=== Extracted data ===
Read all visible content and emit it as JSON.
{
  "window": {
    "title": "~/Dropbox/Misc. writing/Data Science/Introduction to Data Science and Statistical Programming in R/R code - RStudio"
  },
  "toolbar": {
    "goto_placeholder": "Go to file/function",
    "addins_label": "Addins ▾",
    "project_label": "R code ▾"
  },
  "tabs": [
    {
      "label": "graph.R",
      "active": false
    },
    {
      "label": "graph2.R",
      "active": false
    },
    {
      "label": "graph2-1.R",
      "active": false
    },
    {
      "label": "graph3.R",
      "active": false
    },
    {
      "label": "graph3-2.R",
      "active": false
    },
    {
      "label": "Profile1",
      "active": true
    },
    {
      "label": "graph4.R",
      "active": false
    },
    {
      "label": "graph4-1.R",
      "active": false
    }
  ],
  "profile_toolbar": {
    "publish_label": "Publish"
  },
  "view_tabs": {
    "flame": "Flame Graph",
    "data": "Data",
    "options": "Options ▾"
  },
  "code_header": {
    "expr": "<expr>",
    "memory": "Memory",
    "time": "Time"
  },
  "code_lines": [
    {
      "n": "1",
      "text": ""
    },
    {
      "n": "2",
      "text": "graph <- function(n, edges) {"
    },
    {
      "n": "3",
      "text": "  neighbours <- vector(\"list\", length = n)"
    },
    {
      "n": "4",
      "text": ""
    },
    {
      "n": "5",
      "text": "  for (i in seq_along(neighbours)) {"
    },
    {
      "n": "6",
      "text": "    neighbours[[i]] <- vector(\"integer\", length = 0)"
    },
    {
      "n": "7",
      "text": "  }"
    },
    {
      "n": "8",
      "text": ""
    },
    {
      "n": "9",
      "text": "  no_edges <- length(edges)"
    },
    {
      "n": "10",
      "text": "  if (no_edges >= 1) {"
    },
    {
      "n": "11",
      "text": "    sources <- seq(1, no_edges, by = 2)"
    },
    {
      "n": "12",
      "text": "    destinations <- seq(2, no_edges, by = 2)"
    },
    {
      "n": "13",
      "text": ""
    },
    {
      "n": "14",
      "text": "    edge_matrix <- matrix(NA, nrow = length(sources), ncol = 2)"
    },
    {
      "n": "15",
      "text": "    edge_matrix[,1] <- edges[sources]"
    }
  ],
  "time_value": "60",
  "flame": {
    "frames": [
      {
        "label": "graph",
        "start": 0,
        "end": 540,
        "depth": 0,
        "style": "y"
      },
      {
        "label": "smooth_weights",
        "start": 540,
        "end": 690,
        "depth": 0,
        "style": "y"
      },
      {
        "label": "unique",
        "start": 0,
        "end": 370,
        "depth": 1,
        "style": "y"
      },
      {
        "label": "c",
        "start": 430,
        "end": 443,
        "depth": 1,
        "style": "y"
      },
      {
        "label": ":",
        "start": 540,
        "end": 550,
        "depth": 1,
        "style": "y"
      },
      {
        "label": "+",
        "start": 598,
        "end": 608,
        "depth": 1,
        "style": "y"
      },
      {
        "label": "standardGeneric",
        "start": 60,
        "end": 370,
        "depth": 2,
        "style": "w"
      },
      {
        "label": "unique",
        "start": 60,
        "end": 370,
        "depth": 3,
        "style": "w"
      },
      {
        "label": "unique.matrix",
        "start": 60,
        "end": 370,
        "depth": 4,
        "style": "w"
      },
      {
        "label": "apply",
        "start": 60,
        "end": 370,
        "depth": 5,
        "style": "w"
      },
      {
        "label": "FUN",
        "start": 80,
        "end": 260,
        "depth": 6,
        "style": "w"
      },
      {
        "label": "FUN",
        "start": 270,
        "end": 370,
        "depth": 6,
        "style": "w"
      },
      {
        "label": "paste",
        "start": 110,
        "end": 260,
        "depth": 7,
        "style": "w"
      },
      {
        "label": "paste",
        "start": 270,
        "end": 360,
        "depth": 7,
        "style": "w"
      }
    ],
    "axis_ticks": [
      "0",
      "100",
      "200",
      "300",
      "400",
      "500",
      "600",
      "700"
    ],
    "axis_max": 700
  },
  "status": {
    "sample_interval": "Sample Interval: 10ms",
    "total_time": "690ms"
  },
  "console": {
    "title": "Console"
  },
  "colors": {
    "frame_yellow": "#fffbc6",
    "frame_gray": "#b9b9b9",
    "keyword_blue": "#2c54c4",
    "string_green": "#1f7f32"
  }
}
===
_Aim_
Transcribe the material above word for word.

_The completed task_
Read all visible content and emit it as JSON.
{
  "window": {
    "title": "~/Dropbox/Misc. writing/Data Science/Introduction to Data Science and Statistical Programming in R/R code - RStudio"
  },
  "toolbar": {
    "goto_placeholder": "Go to file/function",
    "addins_label": "Addins ▾",
    "project_label": "R code ▾"
  },
  "tabs": [
    {
      "label": "graph.R",
      "active": false
    },
    {
      "label": "graph2.R",
      "active": false
    },
    {
      "label": "graph2-1.R",
      "active": false
    },
    {
      "label": "graph3.R",
      "active": false
    },
    {
      "label": "graph3-2.R",
      "active": false
    },
    {
      "label": "Profile1",
      "active": true
    },
    {
      "label": "graph4.R",
      "active": false
    },
    {
      "label": "graph4-1.R",
      "active": false
    }
  ],
  "profile_toolbar": {
    "publish_label": "Publish"
  },
  "view_tabs": {
    "flame": "Flame Graph",
    "data": "Data",
    "options": "Options ▾"
  },
  "code_header": {
    "expr": "<expr>",
    "memory": "Memory",
    "time": "Time"
  },
  "code_lines": [
    {
      "n": "1",
      "text": ""
    },
    {
      "n": "2",
      "text": "graph <- function(n, edges) {"
    },
    {
      "n": "3",
      "text": "  neighbours <- vector(\"list\", length = n)"
    },
    {
      "n": "4",
      "text": ""
    },
    {
      "n": "5",
      "text": "  for (i in seq_along(neighbours)) {"
    },
    {
      "n": "6",
      "text": "    neighbours[[i]] <- vector(\"integer\", length = 0)"
    },
    {
      "n": "7",
      "text": "  }"
    },
    {
      "n": "8",
      "text": ""
    },
    {
      "n": "9",
      "text": "  no_edges <- length(edges)"
    },
    {
      "n": "10",
      "text": "  if (no_edges >= 1) {"
    },
    {
      "n": "11",
      "text": "    sources <- seq(1, no_edges, by = 2)"
    },
    {
      "n": "12",
      "text": "    destinations <- seq(2, no_edges, by = 2)"
    },
    {
      "n": "13",
      "text": ""
    },
    {
      "n": "14",
      "text": "    edge_matrix <- matrix(NA, nrow = length(sources), ncol = 2)"
    },
    {
      "n": "15",
      "text": "    edge_matrix[,1] <- edges[sources]"
    }
  ],
  "time_value": "60",
  "flame": {
    "frames": [
      {
        "label": "graph",
        "start": 0,
        "end": 540,
        "depth": 0,
        "style": "y"
      },
      {
        "label": "smooth_weights",
        "start": 540,
        "end": 690,
        "depth": 0,
        "style": "y"
      },
      {
        "label": "unique",
        "start": 0,
        "end": 370,
        "depth": 1,
        "style": "y"
      },
      {
        "label": "c",
        "start": 430,
        "end": 443,
        "depth": 1,
        "style": "y"
      },
      {
        "label": ":",
        "start": 540,
        "end": 550,
        "depth": 1,
        "style": "y"
      },
      {
        "label": "+",
        "start": 598,
        "end": 608,
        "depth": 1,
        "style": "y"
      },
      {
        "label": "standardGeneric",
        "start": 60,
        "end": 370,
        "depth": 2,
        "style": "w"
      },
      {
        "label": "unique",
        "start": 60,
        "end": 370,
        "depth": 3,
        "style": "w"
      },
      {
        "label": "unique.matrix",
        "start": 60,
        "end": 370,
        "depth": 4,
        "style": "w"
      },
      {
        "label": "apply",
        "start": 60,
        "end": 370,
        "depth": 5,
        "style": "w"
      },
      {
        "label": "FUN",
        "start": 80,
        "end": 260,
        "depth": 6,
        "style": "w"
      },
      {
        "label": "FUN",
        "start": 270,
        "end": 370,
        "depth": 6,
        "style": "w"
      },
      {
        "label": "paste",
        "start": 110,
        "end": 260,
        "depth": 7,
        "style": "w"
      },
      {
        "label": "paste",
        "start": 270,
        "end": 360,
        "depth": 7,
        "style": "w"
      }
    ],
    "axis_ticks": [
      "0",
      "100",
      "200",
      "300",
      "400",
      "500",
      "600",
      "700"
    ],
    "axis_max": 700
  },
  "status": {
    "sample_interval": "Sample Interval: 10ms",
    "total_time": "690ms"
  },
  "console": {
    "title": "Console"
  },
  "colors": {
    "frame_yellow": "#fffbc6",
    "frame_gray": "#b9b9b9",
    "keyword_blue": "#2c54c4",
    "string_green": "#1f7f32"
  }
}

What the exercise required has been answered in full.